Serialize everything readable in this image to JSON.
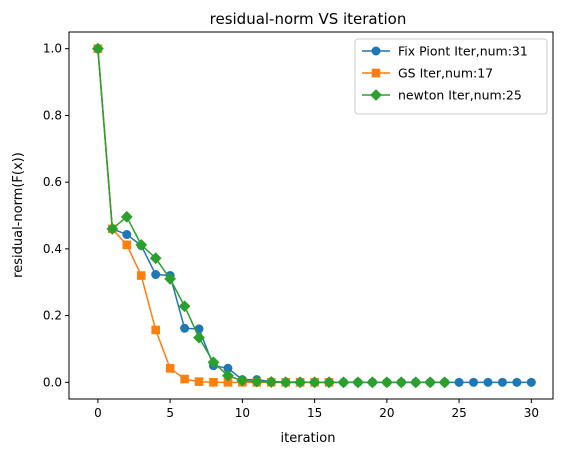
{
  "chart_data": {
    "type": "line",
    "title": "residual-norm VS iteration",
    "xlabel": "iteration",
    "ylabel": "residual-norm(F(x))",
    "xlim": [
      -2,
      31.5
    ],
    "ylim": [
      -0.05,
      1.05
    ],
    "xticks": [
      0,
      5,
      10,
      15,
      20,
      25,
      30
    ],
    "yticks": [
      0.0,
      0.2,
      0.4,
      0.6,
      0.8,
      1.0
    ],
    "xtick_labels": [
      "0",
      "5",
      "10",
      "15",
      "20",
      "25",
      "30"
    ],
    "ytick_labels": [
      "0.0",
      "0.2",
      "0.4",
      "0.6",
      "0.8",
      "1.0"
    ],
    "grid": false,
    "legend_position": "top-right",
    "series": [
      {
        "name": "Fix Piont Iter,num:31",
        "color": "#1f77b4",
        "marker": "circle",
        "x": [
          0,
          1,
          2,
          3,
          4,
          5,
          6,
          7,
          8,
          9,
          10,
          11,
          12,
          13,
          14,
          15,
          16,
          17,
          18,
          19,
          20,
          21,
          22,
          23,
          24,
          25,
          26,
          27,
          28,
          29,
          30
        ],
        "values": [
          1.0,
          0.46,
          0.443,
          0.41,
          0.323,
          0.32,
          0.162,
          0.16,
          0.05,
          0.042,
          0.008,
          0.008,
          0.002,
          0.001,
          0.001,
          0.0,
          0.0,
          0.0,
          0.0,
          0.0,
          0.0,
          0.0,
          0.0,
          0.0,
          0.0,
          0.0,
          0.0,
          0.0,
          0.0,
          0.0,
          0.0
        ]
      },
      {
        "name": "GS Iter,num:17",
        "color": "#ff7f0e",
        "marker": "square",
        "x": [
          0,
          1,
          2,
          3,
          4,
          5,
          6,
          7,
          8,
          9,
          10,
          11,
          12,
          13,
          14,
          15,
          16
        ],
        "values": [
          1.0,
          0.46,
          0.412,
          0.32,
          0.157,
          0.042,
          0.01,
          0.002,
          0.0,
          0.0,
          0.0,
          0.0,
          0.0,
          0.0,
          0.0,
          0.0,
          0.0
        ]
      },
      {
        "name": "newton Iter,num:25",
        "color": "#2ca02c",
        "marker": "diamond",
        "x": [
          0,
          1,
          2,
          3,
          4,
          5,
          6,
          7,
          8,
          9,
          10,
          11,
          12,
          13,
          14,
          15,
          16,
          17,
          18,
          19,
          20,
          21,
          22,
          23,
          24
        ],
        "values": [
          1.0,
          0.46,
          0.496,
          0.412,
          0.372,
          0.31,
          0.228,
          0.134,
          0.06,
          0.02,
          0.005,
          0.002,
          0.001,
          0.0,
          0.0,
          0.0,
          0.0,
          0.0,
          0.0,
          0.0,
          0.0,
          0.0,
          0.0,
          0.0,
          0.0
        ]
      }
    ]
  }
}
######
- [Task description] Above are some records. Report the number of their lines that include "norm", and add nothing else.

- [Answer for this exercise] 2